→ **Exercise material**
---+---
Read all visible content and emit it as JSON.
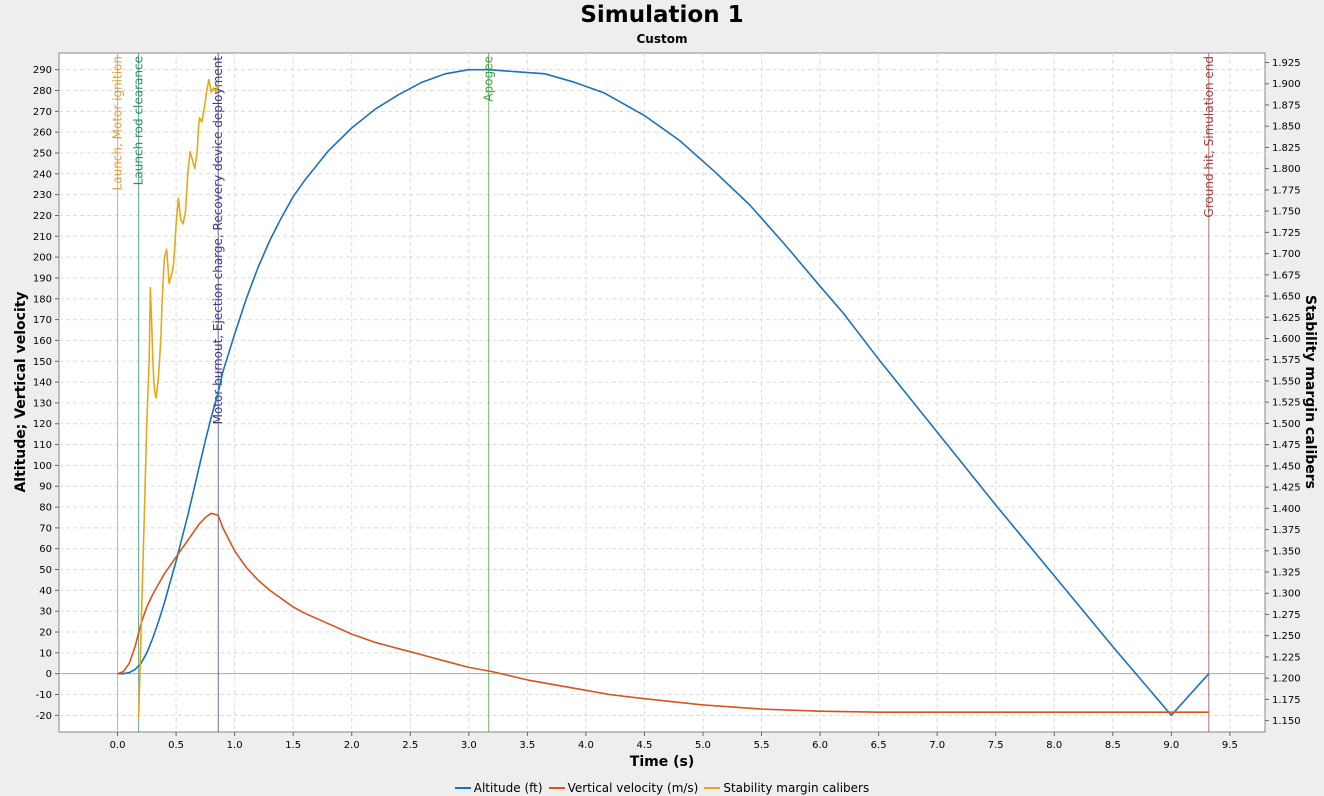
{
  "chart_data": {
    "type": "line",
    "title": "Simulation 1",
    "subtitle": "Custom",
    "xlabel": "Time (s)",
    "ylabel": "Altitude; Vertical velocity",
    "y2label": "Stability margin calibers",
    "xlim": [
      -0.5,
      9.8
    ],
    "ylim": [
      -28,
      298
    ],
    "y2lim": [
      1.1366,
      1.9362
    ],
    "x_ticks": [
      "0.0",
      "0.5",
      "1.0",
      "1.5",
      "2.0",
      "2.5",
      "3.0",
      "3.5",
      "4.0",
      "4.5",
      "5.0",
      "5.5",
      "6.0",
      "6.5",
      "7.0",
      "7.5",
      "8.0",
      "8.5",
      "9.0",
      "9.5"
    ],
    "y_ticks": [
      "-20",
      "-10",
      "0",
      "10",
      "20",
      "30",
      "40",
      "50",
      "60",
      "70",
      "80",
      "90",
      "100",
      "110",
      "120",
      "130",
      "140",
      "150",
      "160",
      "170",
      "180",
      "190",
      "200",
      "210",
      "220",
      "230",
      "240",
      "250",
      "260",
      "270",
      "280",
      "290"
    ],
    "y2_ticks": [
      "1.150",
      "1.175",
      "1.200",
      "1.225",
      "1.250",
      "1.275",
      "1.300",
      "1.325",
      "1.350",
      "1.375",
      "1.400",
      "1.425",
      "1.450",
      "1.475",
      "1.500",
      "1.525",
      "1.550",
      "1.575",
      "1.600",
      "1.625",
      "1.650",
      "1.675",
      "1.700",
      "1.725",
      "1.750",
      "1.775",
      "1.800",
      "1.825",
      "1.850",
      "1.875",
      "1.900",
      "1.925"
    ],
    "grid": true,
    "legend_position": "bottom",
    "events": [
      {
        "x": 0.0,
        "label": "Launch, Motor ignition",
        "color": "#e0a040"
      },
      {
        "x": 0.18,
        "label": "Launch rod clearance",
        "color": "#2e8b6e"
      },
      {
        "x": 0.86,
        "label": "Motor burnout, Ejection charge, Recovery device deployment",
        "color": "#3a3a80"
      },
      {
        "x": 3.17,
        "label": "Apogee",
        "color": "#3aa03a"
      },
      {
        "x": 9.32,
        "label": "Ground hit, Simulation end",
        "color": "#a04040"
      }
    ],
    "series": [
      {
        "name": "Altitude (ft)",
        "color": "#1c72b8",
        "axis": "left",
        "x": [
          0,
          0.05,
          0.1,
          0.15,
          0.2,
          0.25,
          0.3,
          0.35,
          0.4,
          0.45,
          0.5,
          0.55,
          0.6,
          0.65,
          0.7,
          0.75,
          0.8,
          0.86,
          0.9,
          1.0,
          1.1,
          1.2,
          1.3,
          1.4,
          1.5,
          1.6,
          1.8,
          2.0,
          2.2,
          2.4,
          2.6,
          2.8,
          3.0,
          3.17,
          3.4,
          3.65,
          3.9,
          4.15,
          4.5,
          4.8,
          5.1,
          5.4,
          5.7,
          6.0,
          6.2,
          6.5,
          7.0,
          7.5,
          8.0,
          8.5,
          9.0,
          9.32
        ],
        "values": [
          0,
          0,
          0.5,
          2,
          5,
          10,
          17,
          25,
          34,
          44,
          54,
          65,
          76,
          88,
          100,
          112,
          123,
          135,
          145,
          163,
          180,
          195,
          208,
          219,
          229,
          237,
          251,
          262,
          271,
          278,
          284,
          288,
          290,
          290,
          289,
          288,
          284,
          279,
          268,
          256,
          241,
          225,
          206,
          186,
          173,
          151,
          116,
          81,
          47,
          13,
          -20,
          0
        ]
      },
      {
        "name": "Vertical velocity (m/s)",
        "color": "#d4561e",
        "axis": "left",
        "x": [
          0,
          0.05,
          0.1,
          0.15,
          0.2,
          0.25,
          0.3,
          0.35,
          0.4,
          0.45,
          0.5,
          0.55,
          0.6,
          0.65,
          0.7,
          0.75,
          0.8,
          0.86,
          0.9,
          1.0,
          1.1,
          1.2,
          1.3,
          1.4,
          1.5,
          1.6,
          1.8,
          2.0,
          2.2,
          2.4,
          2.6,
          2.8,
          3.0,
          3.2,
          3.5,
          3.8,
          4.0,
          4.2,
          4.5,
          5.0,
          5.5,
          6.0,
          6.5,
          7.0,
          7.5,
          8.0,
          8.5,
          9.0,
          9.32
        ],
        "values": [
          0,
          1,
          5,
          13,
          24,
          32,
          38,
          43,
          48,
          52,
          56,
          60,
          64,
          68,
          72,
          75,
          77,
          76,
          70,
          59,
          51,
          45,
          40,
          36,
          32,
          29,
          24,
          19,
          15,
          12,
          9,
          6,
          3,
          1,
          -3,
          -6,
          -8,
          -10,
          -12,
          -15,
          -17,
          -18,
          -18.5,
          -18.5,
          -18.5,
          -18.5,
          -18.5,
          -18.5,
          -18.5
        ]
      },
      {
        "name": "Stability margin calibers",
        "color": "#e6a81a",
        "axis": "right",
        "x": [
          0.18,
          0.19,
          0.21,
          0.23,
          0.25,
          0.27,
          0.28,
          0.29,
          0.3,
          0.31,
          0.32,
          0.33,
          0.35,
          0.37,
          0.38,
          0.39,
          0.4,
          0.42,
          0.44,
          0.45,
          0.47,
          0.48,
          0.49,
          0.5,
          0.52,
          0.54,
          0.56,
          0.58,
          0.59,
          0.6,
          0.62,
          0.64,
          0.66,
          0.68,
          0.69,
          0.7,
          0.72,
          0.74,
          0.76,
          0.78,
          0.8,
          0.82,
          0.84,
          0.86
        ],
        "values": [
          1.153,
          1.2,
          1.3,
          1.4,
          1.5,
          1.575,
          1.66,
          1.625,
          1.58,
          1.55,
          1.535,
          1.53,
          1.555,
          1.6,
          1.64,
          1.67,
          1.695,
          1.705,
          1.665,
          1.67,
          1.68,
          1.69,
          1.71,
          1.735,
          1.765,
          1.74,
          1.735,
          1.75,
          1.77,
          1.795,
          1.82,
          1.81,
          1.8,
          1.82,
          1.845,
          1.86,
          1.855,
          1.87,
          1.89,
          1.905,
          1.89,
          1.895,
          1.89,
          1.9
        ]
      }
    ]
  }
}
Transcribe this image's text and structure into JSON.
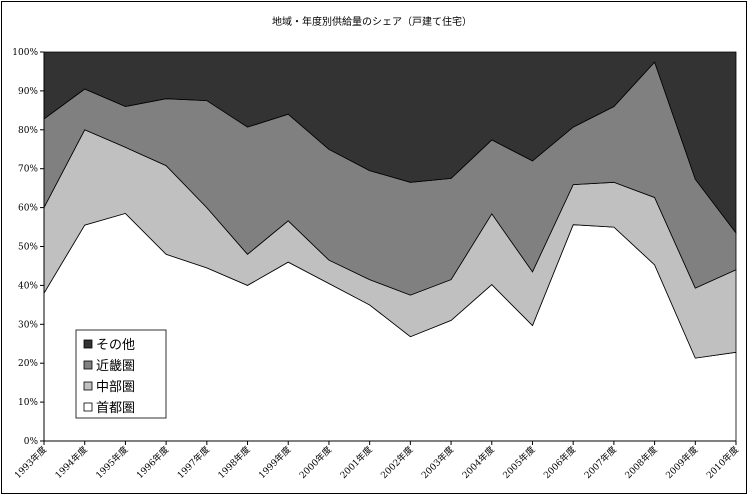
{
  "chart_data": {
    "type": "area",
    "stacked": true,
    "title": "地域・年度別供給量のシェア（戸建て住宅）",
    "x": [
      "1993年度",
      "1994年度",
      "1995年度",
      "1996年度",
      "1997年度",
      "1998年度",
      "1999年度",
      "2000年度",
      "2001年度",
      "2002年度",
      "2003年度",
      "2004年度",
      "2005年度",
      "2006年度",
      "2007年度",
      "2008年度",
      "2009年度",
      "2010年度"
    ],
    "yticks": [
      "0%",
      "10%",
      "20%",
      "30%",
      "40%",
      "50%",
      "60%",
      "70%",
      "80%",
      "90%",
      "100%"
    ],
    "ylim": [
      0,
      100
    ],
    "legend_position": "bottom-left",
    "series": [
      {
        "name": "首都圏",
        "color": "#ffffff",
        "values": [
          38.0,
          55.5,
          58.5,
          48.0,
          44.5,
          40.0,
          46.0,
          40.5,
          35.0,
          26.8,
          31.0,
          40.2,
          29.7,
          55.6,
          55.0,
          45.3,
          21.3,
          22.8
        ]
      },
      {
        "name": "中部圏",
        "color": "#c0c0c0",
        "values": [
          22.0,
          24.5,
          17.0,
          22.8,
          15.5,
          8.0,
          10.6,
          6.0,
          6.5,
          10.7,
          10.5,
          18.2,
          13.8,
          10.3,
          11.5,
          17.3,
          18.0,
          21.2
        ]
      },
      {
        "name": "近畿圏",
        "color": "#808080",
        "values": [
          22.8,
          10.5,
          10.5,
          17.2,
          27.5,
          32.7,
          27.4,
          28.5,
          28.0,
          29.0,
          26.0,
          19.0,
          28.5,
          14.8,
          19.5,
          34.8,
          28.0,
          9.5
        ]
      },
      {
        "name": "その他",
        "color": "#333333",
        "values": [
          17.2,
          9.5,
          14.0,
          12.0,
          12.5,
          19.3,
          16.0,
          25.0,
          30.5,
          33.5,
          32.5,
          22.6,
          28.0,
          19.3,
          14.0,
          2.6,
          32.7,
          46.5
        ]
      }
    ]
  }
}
---+---
→ **Task to carry out**
Find the string "Motor" in the entries above and return each line that holds it.

→ **Finished answer**
        "label": "Launch, Motor ignition",
        "label": "Motor burnout, Ejection charge, Recovery device deployment",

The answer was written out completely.